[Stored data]

****************************************

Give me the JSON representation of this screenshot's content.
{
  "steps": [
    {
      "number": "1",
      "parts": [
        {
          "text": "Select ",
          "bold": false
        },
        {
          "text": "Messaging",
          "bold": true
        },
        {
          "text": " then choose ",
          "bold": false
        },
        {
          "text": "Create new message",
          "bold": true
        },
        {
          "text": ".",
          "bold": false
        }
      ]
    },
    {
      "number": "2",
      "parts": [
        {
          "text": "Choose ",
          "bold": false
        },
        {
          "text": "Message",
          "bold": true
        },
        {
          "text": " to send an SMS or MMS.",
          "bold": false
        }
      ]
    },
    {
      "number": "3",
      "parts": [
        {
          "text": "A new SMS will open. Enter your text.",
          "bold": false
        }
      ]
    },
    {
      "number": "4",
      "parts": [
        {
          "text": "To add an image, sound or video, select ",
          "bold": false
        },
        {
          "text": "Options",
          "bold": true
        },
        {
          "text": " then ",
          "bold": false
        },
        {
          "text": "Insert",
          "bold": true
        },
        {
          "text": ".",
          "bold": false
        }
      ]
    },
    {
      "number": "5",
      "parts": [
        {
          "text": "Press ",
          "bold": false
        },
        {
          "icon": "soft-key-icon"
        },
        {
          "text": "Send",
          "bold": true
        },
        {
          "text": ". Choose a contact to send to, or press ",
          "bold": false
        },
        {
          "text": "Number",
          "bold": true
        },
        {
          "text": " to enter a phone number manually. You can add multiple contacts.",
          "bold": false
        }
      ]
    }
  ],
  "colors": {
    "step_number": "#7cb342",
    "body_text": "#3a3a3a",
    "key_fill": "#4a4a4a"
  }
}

****************************************

• _INSTRUCTIONS FOR THE TASK_: Repeat every entry exactly as written above.

• _REPLY_:
Give me the JSON representation of this screenshot's content.
{
  "steps": [
    {
      "number": "1",
      "parts": [
        {
          "text": "Select ",
          "bold": false
        },
        {
          "text": "Messaging",
          "bold": true
        },
        {
          "text": " then choose ",
          "bold": false
        },
        {
          "text": "Create new message",
          "bold": true
        },
        {
          "text": ".",
          "bold": false
        }
      ]
    },
    {
      "number": "2",
      "parts": [
        {
          "text": "Choose ",
          "bold": false
        },
        {
          "text": "Message",
          "bold": true
        },
        {
          "text": " to send an SMS or MMS.",
          "bold": false
        }
      ]
    },
    {
      "number": "3",
      "parts": [
        {
          "text": "A new SMS will open. Enter your text.",
          "bold": false
        }
      ]
    },
    {
      "number": "4",
      "parts": [
        {
          "text": "To add an image, sound or video, select ",
          "bold": false
        },
        {
          "text": "Options",
          "bold": true
        },
        {
          "text": " then ",
          "bold": false
        },
        {
          "text": "Insert",
          "bold": true
        },
        {
          "text": ".",
          "bold": false
        }
      ]
    },
    {
      "number": "5",
      "parts": [
        {
          "text": "Press ",
          "bold": false
        },
        {
          "icon": "soft-key-icon"
        },
        {
          "text": "Send",
          "bold": true
        },
        {
          "text": ". Choose a contact to send to, or press ",
          "bold": false
        },
        {
          "text": "Number",
          "bold": true
        },
        {
          "text": " to enter a phone number manually. You can add multiple contacts.",
          "bold": false
        }
      ]
    }
  ],
  "colors": {
    "step_number": "#7cb342",
    "body_text": "#3a3a3a",
    "key_fill": "#4a4a4a"
  }
}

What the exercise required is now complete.